*Data extract*.
--------------------
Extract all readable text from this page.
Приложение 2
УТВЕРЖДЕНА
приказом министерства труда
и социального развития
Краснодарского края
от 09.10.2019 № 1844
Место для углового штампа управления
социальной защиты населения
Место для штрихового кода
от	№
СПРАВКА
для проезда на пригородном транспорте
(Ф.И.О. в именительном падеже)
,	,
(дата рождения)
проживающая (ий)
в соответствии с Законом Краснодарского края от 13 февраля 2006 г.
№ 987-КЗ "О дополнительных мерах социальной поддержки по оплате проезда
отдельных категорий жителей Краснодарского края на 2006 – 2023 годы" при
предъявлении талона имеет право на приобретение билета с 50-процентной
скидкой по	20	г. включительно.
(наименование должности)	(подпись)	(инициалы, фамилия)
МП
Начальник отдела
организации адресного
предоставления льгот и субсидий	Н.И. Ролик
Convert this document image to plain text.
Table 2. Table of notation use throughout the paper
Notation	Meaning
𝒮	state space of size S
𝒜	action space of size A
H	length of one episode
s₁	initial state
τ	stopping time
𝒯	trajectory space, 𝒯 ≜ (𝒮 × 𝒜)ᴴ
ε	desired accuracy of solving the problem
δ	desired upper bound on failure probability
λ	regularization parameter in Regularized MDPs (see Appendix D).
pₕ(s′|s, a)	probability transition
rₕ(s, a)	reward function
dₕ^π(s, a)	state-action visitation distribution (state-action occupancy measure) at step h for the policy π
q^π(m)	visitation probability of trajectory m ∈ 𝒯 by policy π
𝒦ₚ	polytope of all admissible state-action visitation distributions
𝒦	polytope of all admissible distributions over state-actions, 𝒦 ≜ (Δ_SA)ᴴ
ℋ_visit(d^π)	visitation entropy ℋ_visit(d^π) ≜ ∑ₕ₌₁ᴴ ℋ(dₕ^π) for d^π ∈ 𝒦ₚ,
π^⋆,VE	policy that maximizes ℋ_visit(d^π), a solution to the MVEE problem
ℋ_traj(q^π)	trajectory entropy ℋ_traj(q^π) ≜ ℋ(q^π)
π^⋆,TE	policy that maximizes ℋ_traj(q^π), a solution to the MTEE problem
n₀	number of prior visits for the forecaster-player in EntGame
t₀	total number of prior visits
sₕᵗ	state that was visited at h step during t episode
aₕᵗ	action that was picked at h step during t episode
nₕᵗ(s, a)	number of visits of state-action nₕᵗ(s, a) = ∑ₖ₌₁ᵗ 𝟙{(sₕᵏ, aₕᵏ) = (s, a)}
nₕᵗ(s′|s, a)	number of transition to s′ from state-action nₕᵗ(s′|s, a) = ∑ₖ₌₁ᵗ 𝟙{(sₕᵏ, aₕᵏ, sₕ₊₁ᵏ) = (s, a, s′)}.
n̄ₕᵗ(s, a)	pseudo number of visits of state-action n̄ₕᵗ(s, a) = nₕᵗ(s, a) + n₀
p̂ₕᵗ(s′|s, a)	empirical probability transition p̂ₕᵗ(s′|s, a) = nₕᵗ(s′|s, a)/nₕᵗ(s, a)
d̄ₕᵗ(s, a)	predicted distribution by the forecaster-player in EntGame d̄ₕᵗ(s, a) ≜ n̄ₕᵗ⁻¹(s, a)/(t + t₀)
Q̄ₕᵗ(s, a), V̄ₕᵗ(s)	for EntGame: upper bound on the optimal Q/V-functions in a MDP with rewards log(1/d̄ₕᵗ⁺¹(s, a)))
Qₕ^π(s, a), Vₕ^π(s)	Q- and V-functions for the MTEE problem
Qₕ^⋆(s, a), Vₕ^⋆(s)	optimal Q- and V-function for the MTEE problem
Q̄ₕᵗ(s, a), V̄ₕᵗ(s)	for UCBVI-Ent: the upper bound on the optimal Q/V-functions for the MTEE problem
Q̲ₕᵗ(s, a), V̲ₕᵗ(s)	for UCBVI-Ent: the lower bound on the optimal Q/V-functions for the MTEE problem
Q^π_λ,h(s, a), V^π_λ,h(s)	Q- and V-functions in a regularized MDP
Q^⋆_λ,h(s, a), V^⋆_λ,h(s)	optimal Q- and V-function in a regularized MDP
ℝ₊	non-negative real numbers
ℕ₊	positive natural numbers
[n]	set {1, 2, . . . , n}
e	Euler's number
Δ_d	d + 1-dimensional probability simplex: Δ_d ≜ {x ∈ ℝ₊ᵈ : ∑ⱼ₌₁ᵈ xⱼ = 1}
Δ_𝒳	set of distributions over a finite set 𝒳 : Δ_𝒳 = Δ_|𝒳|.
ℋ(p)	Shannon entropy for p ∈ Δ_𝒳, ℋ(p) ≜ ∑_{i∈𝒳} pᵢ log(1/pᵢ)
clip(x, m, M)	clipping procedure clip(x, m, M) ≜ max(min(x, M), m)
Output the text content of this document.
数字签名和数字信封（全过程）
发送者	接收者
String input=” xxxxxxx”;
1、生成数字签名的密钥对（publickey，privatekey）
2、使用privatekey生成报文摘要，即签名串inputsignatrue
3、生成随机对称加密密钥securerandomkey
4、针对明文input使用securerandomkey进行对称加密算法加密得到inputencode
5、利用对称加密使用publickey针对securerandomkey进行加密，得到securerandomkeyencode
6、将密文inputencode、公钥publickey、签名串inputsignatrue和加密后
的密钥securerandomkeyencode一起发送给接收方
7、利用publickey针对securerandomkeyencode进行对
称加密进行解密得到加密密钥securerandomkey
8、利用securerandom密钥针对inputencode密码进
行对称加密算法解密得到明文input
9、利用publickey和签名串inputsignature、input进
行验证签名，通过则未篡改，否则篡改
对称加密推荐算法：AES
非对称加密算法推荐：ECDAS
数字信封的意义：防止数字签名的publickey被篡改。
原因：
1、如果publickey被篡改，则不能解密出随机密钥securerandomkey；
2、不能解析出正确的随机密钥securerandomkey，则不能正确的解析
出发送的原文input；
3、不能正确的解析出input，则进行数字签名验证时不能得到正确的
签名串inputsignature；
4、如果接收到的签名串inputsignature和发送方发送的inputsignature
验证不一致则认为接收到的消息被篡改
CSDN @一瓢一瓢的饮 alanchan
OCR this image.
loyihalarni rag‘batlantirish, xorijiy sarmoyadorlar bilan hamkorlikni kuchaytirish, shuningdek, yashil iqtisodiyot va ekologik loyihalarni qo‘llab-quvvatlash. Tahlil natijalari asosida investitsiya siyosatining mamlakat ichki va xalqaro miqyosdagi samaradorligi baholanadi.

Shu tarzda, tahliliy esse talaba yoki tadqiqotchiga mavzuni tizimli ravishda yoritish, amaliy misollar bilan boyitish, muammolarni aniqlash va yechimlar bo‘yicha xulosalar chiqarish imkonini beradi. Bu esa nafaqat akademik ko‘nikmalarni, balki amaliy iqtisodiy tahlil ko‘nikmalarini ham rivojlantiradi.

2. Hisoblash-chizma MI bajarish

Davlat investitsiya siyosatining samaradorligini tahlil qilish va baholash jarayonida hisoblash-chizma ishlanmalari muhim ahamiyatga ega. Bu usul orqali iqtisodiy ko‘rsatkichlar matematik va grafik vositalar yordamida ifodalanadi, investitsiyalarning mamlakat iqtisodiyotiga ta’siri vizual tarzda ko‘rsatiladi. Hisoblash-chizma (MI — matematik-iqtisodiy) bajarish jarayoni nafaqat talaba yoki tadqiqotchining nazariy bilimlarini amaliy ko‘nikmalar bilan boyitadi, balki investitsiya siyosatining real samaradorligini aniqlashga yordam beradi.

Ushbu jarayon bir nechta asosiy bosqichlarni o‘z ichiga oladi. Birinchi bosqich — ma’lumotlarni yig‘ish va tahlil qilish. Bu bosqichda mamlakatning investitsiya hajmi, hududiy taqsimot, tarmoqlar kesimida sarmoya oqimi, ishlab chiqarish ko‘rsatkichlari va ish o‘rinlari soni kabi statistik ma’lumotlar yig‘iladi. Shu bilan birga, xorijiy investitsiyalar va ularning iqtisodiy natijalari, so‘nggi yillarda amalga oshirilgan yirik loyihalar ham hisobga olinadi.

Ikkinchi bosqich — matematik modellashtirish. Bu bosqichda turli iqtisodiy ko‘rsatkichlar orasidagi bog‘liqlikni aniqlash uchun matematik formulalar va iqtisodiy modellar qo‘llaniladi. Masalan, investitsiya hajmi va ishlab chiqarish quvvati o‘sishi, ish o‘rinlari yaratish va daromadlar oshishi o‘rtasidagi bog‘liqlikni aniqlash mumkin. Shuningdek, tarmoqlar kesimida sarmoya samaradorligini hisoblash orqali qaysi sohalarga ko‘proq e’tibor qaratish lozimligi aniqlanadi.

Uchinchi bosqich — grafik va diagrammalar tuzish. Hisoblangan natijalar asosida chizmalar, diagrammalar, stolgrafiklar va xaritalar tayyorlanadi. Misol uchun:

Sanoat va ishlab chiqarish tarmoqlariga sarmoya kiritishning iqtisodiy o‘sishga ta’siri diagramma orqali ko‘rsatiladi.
--------------------
*Problem to solve*. State the number of lines that contain the string "tarzda", with no other words.

*Output of the task*. 2